> **Source**
::::::::
The report examined a sample of tax information for the years 1996 through 2000; for 2000, it covered about 2.1 million returns filed by U.S.-controlled corporations and 69,000 filed by foreign-controlled corporations. It showed that big companies -- defined as those with at least $250 million in assets or $50 million in gross receipts -- were more likely to pay taxes than smaller ones. Still, the GAO said 45.3% of large U.S.-controlled companies and 37.5% of large foreign-controlled companies had no tax liability in 2000. More than 35% paid less than 5% of their income.

The basic federal corporate-tax rate for big corporations is 35%. But the federal tax code also offers many credits and loopholes that allow many companies to pay far less than that.

Despite the rising rate of tax avoidance among corporations, collections from the federal corporate income tax rose to more than $200 billion in 2000, from $171 billion in 1996. But over the next three years they fell each year, reaching $131.8 billion in 2003 -- the lowest annual total since 1993. They are projected to reach $168.7 billion this year.

(Rob Wells contributed to this article)
67% my ass. Kiss it, anonymous #2.
Re: Anonymous @ 7:29 PM -

>Companies do not make a profit in order to avoid
>paying taxes.
::::::::
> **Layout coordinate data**
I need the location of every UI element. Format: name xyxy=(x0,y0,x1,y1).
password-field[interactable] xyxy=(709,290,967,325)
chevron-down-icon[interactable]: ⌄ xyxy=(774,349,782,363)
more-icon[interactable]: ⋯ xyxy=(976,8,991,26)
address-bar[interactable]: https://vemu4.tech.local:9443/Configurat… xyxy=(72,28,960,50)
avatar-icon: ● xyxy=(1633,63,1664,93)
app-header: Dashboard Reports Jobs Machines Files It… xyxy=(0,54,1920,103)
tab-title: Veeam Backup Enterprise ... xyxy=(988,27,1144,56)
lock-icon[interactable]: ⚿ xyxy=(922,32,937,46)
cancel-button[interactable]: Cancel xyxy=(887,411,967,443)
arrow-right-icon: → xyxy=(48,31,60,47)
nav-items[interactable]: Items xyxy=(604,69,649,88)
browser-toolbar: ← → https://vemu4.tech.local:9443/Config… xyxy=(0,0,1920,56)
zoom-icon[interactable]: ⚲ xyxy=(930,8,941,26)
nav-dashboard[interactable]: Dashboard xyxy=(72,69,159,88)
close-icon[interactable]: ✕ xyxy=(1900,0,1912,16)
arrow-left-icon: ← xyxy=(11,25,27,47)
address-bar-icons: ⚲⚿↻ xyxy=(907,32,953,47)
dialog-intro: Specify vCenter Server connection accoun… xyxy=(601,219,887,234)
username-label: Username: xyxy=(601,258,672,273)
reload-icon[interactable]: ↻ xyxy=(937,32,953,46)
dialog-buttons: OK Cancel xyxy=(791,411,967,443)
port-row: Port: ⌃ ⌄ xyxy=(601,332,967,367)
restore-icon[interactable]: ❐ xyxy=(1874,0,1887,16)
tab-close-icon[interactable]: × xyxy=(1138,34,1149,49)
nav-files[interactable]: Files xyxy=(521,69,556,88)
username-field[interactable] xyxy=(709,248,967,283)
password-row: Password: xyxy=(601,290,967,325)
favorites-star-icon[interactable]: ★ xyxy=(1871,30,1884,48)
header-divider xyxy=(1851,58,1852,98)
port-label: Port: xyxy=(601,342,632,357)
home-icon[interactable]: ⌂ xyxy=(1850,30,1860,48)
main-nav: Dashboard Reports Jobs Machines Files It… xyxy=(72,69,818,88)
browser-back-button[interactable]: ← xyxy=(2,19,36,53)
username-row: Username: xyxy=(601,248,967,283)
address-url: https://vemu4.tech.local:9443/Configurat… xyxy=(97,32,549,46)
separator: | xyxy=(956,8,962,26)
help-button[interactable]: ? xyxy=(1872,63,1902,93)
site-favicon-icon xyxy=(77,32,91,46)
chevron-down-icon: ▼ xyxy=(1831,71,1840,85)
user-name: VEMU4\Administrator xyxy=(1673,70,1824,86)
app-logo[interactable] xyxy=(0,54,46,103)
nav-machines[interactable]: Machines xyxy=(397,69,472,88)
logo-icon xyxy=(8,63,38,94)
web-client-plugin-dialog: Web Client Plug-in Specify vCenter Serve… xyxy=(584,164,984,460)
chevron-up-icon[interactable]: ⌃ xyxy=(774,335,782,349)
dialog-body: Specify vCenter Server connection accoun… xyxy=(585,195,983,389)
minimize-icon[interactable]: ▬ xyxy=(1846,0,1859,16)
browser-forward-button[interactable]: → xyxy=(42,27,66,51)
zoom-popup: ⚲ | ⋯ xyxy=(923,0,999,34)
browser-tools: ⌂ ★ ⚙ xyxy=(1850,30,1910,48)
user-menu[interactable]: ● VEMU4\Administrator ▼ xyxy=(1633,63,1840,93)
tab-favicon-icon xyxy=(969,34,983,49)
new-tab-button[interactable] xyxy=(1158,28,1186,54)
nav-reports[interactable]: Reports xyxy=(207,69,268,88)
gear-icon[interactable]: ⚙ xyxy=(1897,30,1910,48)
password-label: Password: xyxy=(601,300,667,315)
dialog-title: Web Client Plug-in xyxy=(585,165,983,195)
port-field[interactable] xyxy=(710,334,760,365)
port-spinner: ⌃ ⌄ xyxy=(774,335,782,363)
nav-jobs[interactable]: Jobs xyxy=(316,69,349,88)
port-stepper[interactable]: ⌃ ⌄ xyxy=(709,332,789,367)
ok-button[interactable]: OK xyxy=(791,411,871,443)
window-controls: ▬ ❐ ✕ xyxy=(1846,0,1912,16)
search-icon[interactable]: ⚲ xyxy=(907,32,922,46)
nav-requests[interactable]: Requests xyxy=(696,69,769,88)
::::::::
> **Objectives**
• a. According to the corporate-tax text, why can many companies pay far less than the basic 35% federal corporate-tax rate? Answer in one to three sentences.
• b. Does each statement agree with the corporate-tax text? Answer yes or no for each, quoting the deciding words. (i) For 2000, the report covered about 69,000 returns filed by foreign-controlled corporations. (ii) Collections in 2003 were the lowest annual total since 1996. (iii) Big companies were less likely to pay taxes than smaller ones.
• c. Carry the corporate-tax text on from its last line.
None of the items is needed here.

> **Outputs by task**
• a. The federal tax code offers many credits and loopholes that let many companies pay far less than the 35% rate.

• b.
(i) Yes: "69,000 filed by foreign-controlled corporations"
(ii) No: "the lowest annual total since 1993"
(iii) No: "were more likely to pay taxes than smaller ones"

• c.
I haven't a clue as to what you're talking about. Someone brought forth a figure of 60% regarding the number of American companies which don't pay any taxes, and I find this hard to believe. I then put forth statistics pertaining to the Fortune 15, and that these profitably companies are all paying a significant amount of their income in the form of corporate income tax.

>In terms of income (ie EBITDA) 1.4 billion is a lot of

Except it's lower than that of any other Fortune 15 company by a factor of 2. The company with the second-lowest pre-tax income on that list was HP ($2 888B), except they're still busy dealing with company restructuring due to the acquisition of Compaq in 2002. HP also managed that profit on less than one-half the revenue of Ford.

'Cis, you are so stupid. HP and Ford are in two completely different markets. It is idiotic to compare their revenues and profit margins.'

Ok, we will compare Ford to General Motors. GM managed more than 2.5x the pre-tax income of Ford on only 19% higher revenue.

Conclusion: Ford sucks.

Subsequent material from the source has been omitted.